• _Instructions to follow_
Pictures aside, repeat every entry exactly.

[BEGIN]

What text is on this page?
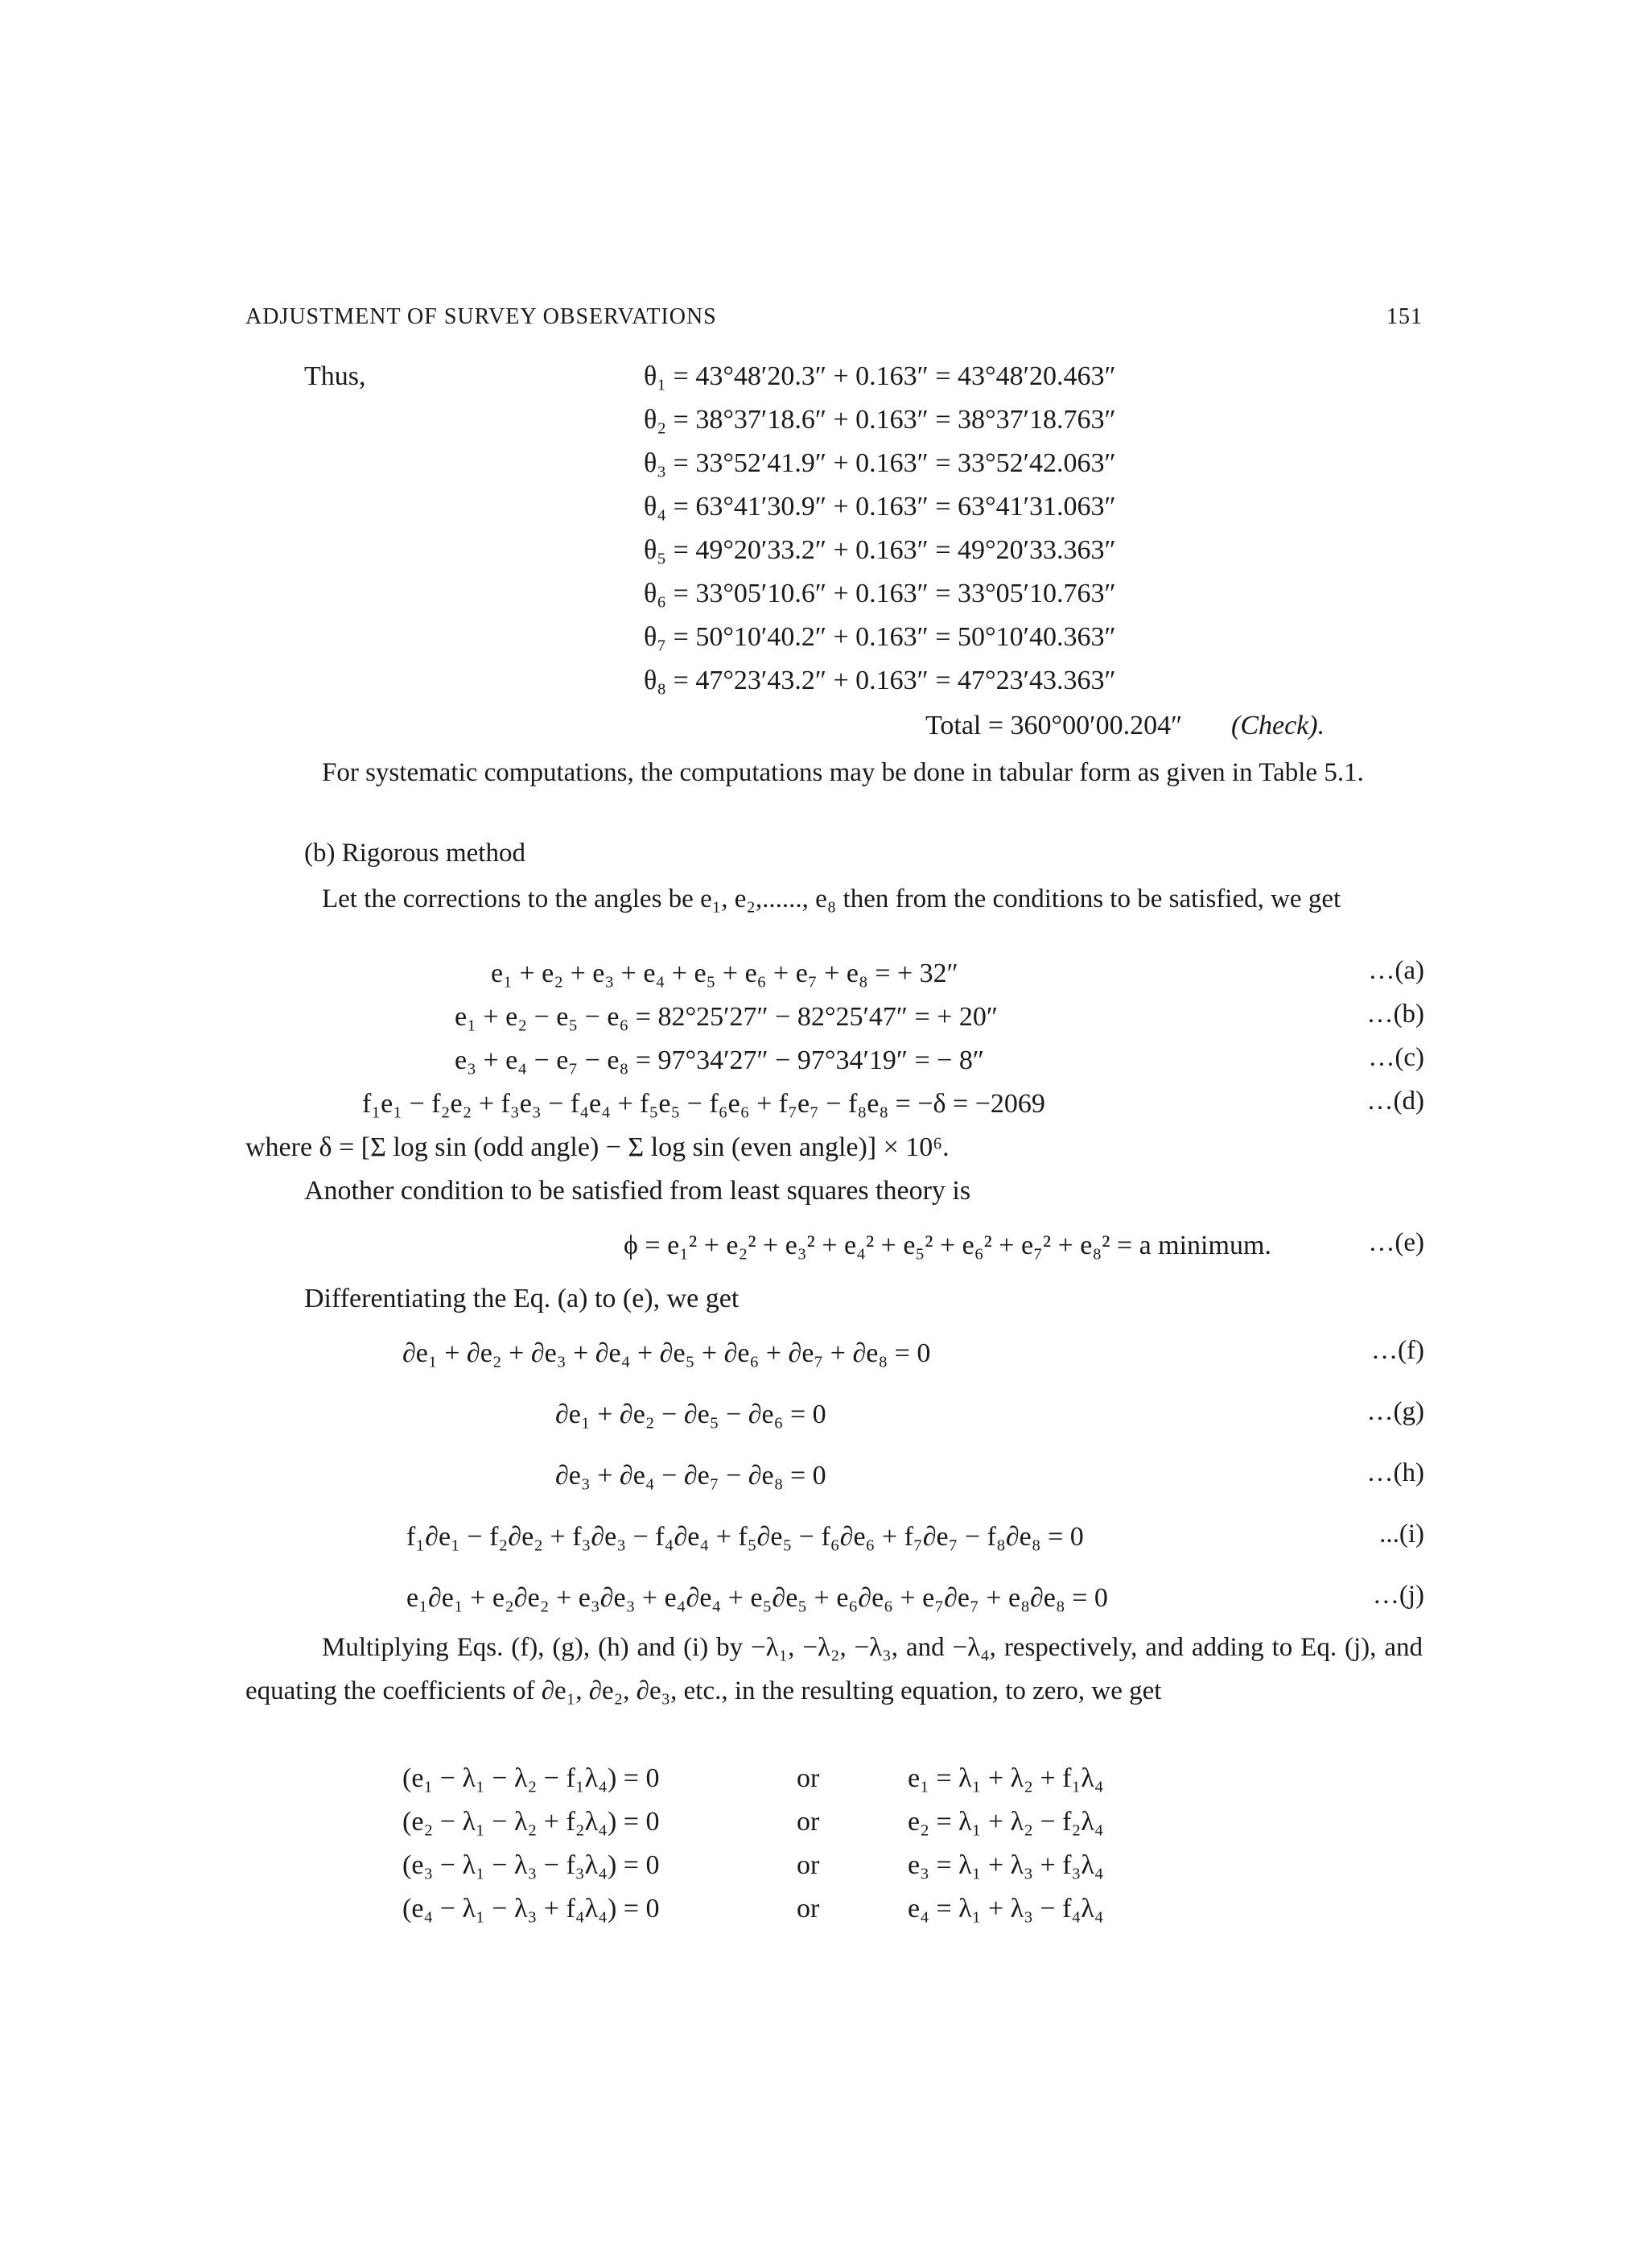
ADJUSTMENT OF SURVEY OBSERVATIONS	151
Thus,	θ₁ = 43°48′20.3″ + 0.163″ = 43°48′20.463″
θ₂ = 38°37′18.6″ + 0.163″ = 38°37′18.763″
θ₃ = 33°52′41.9″ + 0.163″ = 33°52′42.063″
θ₄ = 63°41′30.9″ + 0.163″ = 63°41′31.063″
θ₅ = 49°20′33.2″ + 0.163″ = 49°20′33.363″
θ₆ = 33°05′10.6″ + 0.163″ = 33°05′10.763″
θ₇ = 50°10′40.2″ + 0.163″ = 50°10′40.363″
θ₈ = 47°23′43.2″ + 0.163″ = 47°23′43.363″
Total = 360°00′00.204″ (Check).
For systematic computations, the computations may be done in tabular form as given in Table 5.1.
(b) Rigorous method
Let the corrections to the angles be e₁, e₂,......, e₈ then from the conditions to be satisfied, we get
e₁ + e₂ + e₃ + e₄ + e₅ + e₆ + e₇ + e₈ = + 32″	…(a)
e₁ + e₂ − e₅ − e₆ = 82°25′27″ − 82°25′47″ = + 20″	…(b)
e₃ + e₄ − e₇ − e₈ = 97°34′27″ − 97°34′19″ = − 8″	…(c)
f₁e₁ − f₂e₂ + f₃e₃ − f₄e₄ + f₅e₅ − f₆e₆ + f₇e₇ − f₈e₈ = −δ = −2069	…(d)
where δ = [Σ log sin (odd angle) − Σ log sin (even angle)] × 10⁶.
Another condition to be satisfied from least squares theory is
ϕ = e₁² + e₂² + e₃² + e₄² + e₅² + e₆² + e₇² + e₈² = a minimum.	…(e)
Differentiating the Eq. (a) to (e), we get
∂e₁ + ∂e₂ + ∂e₃ + ∂e₄ + ∂e₅ + ∂e₆ + ∂e₇ + ∂e₈ = 0	…(f)
∂e₁ + ∂e₂ − ∂e₅ − ∂e₆ = 0	…(g)
∂e₃ + ∂e₄ − ∂e₇ − ∂e₈ = 0	…(h)
f₁∂e₁ − f₂∂e₂ + f₃∂e₃ − f₄∂e₄ + f₅∂e₅ − f₆∂e₆ + f₇∂e₇ − f₈∂e₈ = 0	...(i)
e₁∂e₁ + e₂∂e₂ + e₃∂e₃ + e₄∂e₄ + e₅∂e₅ + e₆∂e₆ + e₇∂e₇ + e₈∂e₈ = 0	…(j)
Multiplying Eqs. (f), (g), (h) and (i) by −λ₁, −λ₂, −λ₃, and −λ₄, respectively, and adding to Eq. (j), and equating the coefficients of ∂e₁, ∂e₂, ∂e₃, etc., in the resulting equation, to zero, we get
(e₁ − λ₁ − λ₂ − f₁λ₄) = 0	or	e₁ = λ₁ + λ₂ + f₁λ₄
(e₂ − λ₁ − λ₂ + f₂λ₄) = 0	or	e₂ = λ₁ + λ₂ − f₂λ₄
(e₃ − λ₁ − λ₃ − f₃λ₄) = 0	or	e₃ = λ₁ + λ₃ + f₃λ₄
(e₄ − λ₁ − λ₃ + f₄λ₄) = 0	or	e₄ = λ₁ + λ₃ − f₄λ₄
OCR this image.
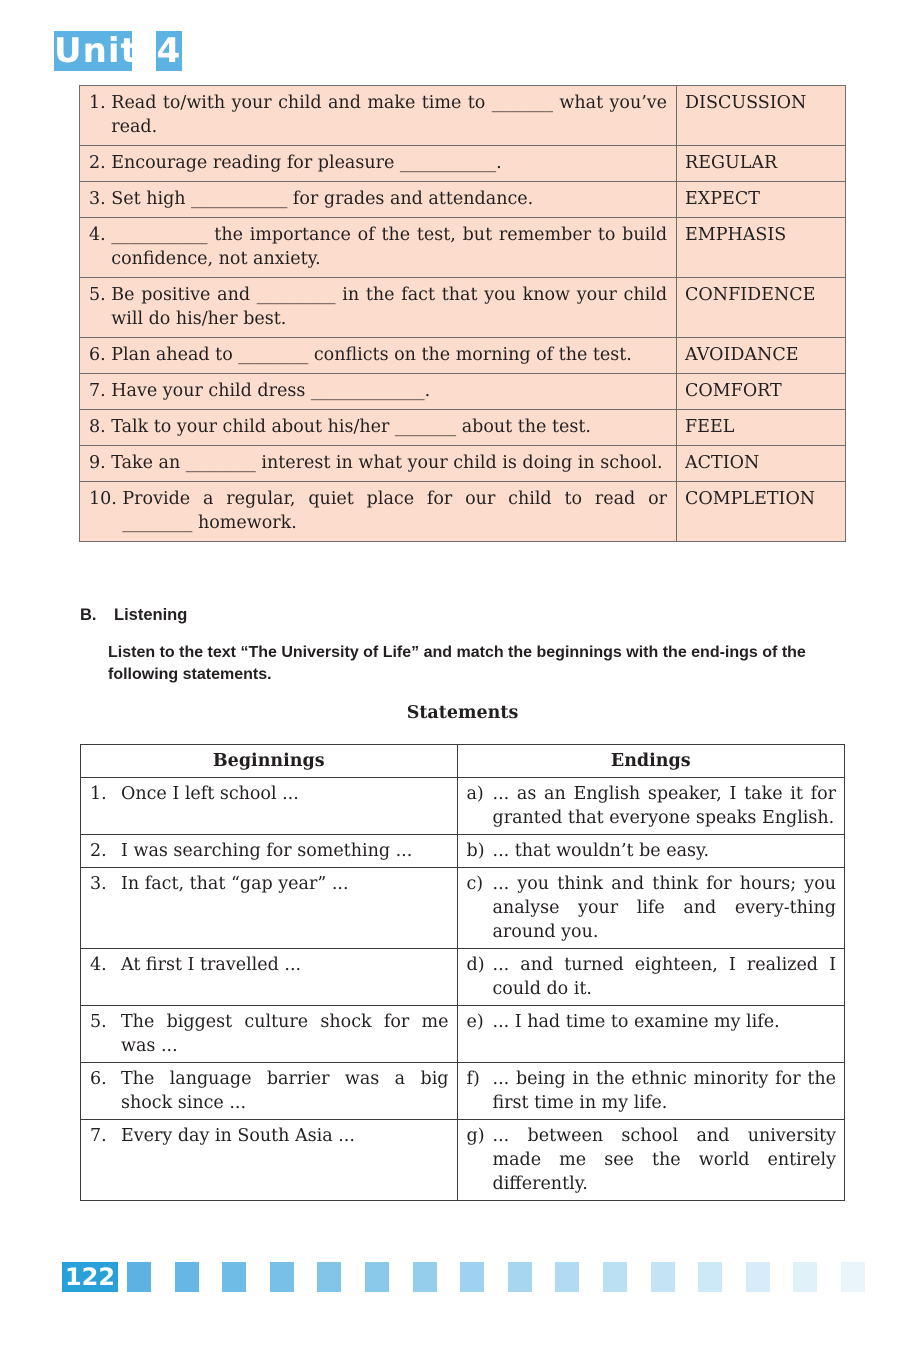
Unit 4
1. Read to/with your child and make time to _______ what you’ve read.	DISCUSSION

2. Encourage reading for pleasure ___________.	REGULAR

3. Set high ___________ for grades and attendance.	EXPECT

4. ___________ the importance of the test, but remember to build confidence, not anxiety.	EMPHASIS

5. Be positive and _________ in the fact that you know your child will do his/her best.	CONFIDENCE

6. Plan ahead to ________ conflicts on the morning of the test.	AVOIDANCE

7. Have your child dress _____________.	COMFORT

8. Talk to your child about his/her _______ about the test.	FEEL

9. Take an ________ interest in what your child is doing in school.	ACTION

10. Provide a regular, quiet place for our child to read or ________ homework.	COMPLETION
B. Listening
Listen to the text “The University of Life” and match the beginnings with the end-ings of the following statements.
Statements
Beginnings	Endings

1. Once I left school ...	a) ... as an English speaker, I take it for granted that everyone speaks English.

2. I was searching for something ...	b) ... that wouldn’t be easy.

3. In fact, that “gap year” ...	c) ... you think and think for hours; you analyse your life and every-thing around you.

4. At first I travelled ...	d) ... and turned eighteen, I realized I could do it.

5. The biggest culture shock for me was ...	e) ... I had time to examine my life.

6. The language barrier was a big shock since ...	f) ... being in the ethnic minority for the first time in my life.

7. Every day in South Asia ...	g) ... between school and university made me see the world entirely differently.
122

[END]

• _The result_
What text is on this page?
ADJUSTMENT OF SURVEY OBSERVATIONS	151
Thus,	θ₁ = 43°48′20.3″ + 0.163″ = 43°48′20.463″
θ₂ = 38°37′18.6″ + 0.163″ = 38°37′18.763″
θ₃ = 33°52′41.9″ + 0.163″ = 33°52′42.063″
θ₄ = 63°41′30.9″ + 0.163″ = 63°41′31.063″
θ₅ = 49°20′33.2″ + 0.163″ = 49°20′33.363″
θ₆ = 33°05′10.6″ + 0.163″ = 33°05′10.763″
θ₇ = 50°10′40.2″ + 0.163″ = 50°10′40.363″
θ₈ = 47°23′43.2″ + 0.163″ = 47°23′43.363″
Total = 360°00′00.204″ (Check).
For systematic computations, the computations may be done in tabular form as given in Table 5.1.
(b) Rigorous method
Let the corrections to the angles be e₁, e₂,......, e₈ then from the conditions to be satisfied, we get
e₁ + e₂ + e₃ + e₄ + e₅ + e₆ + e₇ + e₈ = + 32″	…(a)
e₁ + e₂ − e₅ − e₆ = 82°25′27″ − 82°25′47″ = + 20″	…(b)
e₃ + e₄ − e₇ − e₈ = 97°34′27″ − 97°34′19″ = − 8″	…(c)
f₁e₁ − f₂e₂ + f₃e₃ − f₄e₄ + f₅e₅ − f₆e₆ + f₇e₇ − f₈e₈ = −δ = −2069	…(d)
where δ = [Σ log sin (odd angle) − Σ log sin (even angle)] × 10⁶.
Another condition to be satisfied from least squares theory is
ϕ = e₁² + e₂² + e₃² + e₄² + e₅² + e₆² + e₇² + e₈² = a minimum.	…(e)
Differentiating the Eq. (a) to (e), we get
∂e₁ + ∂e₂ + ∂e₃ + ∂e₄ + ∂e₅ + ∂e₆ + ∂e₇ + ∂e₈ = 0	…(f)
∂e₁ + ∂e₂ − ∂e₅ − ∂e₆ = 0	…(g)
∂e₃ + ∂e₄ − ∂e₇ − ∂e₈ = 0	…(h)
f₁∂e₁ − f₂∂e₂ + f₃∂e₃ − f₄∂e₄ + f₅∂e₅ − f₆∂e₆ + f₇∂e₇ − f₈∂e₈ = 0	...(i)
e₁∂e₁ + e₂∂e₂ + e₃∂e₃ + e₄∂e₄ + e₅∂e₅ + e₆∂e₆ + e₇∂e₇ + e₈∂e₈ = 0	…(j)
Multiplying Eqs. (f), (g), (h) and (i) by −λ₁, −λ₂, −λ₃, and −λ₄, respectively, and adding to Eq. (j), and equating the coefficients of ∂e₁, ∂e₂, ∂e₃, etc., in the resulting equation, to zero, we get
(e₁ − λ₁ − λ₂ − f₁λ₄) = 0	or	e₁ = λ₁ + λ₂ + f₁λ₄
(e₂ − λ₁ − λ₂ + f₂λ₄) = 0	or	e₂ = λ₁ + λ₂ − f₂λ₄
(e₃ − λ₁ − λ₃ − f₃λ₄) = 0	or	e₃ = λ₁ + λ₃ + f₃λ₄
(e₄ − λ₁ − λ₃ + f₄λ₄) = 0	or	e₄ = λ₁ + λ₃ − f₄λ₄
OCR this image.
Unit 4
1. Read to/with your child and make time to _______ what you’ve read.	DISCUSSION

2. Encourage reading for pleasure ___________.	REGULAR

3. Set high ___________ for grades and attendance.	EXPECT

4. ___________ the importance of the test, but remember to build confidence, not anxiety.	EMPHASIS

5. Be positive and _________ in the fact that you know your child will do his/her best.	CONFIDENCE

6. Plan ahead to ________ conflicts on the morning of the test.	AVOIDANCE

7. Have your child dress _____________.	COMFORT

8. Talk to your child about his/her _______ about the test.	FEEL

9. Take an ________ interest in what your child is doing in school.	ACTION

10. Provide a regular, quiet place for our child to read or ________ homework.	COMPLETION
B. Listening
Listen to the text “The University of Life” and match the beginnings with the end-ings of the following statements.
Statements
Beginnings	Endings

1. Once I left school ...	a) ... as an English speaker, I take it for granted that everyone speaks English.

2. I was searching for something ...	b) ... that wouldn’t be easy.

3. In fact, that “gap year” ...	c) ... you think and think for hours; you analyse your life and every-thing around you.

4. At first I travelled ...	d) ... and turned eighteen, I realized I could do it.

5. The biggest culture shock for me was ...	e) ... I had time to examine my life.

6. The language barrier was a big shock since ...	f) ... being in the ethnic minority for the first time in my life.

7. Every day in South Asia ...	g) ... between school and university made me see the world entirely differently.
122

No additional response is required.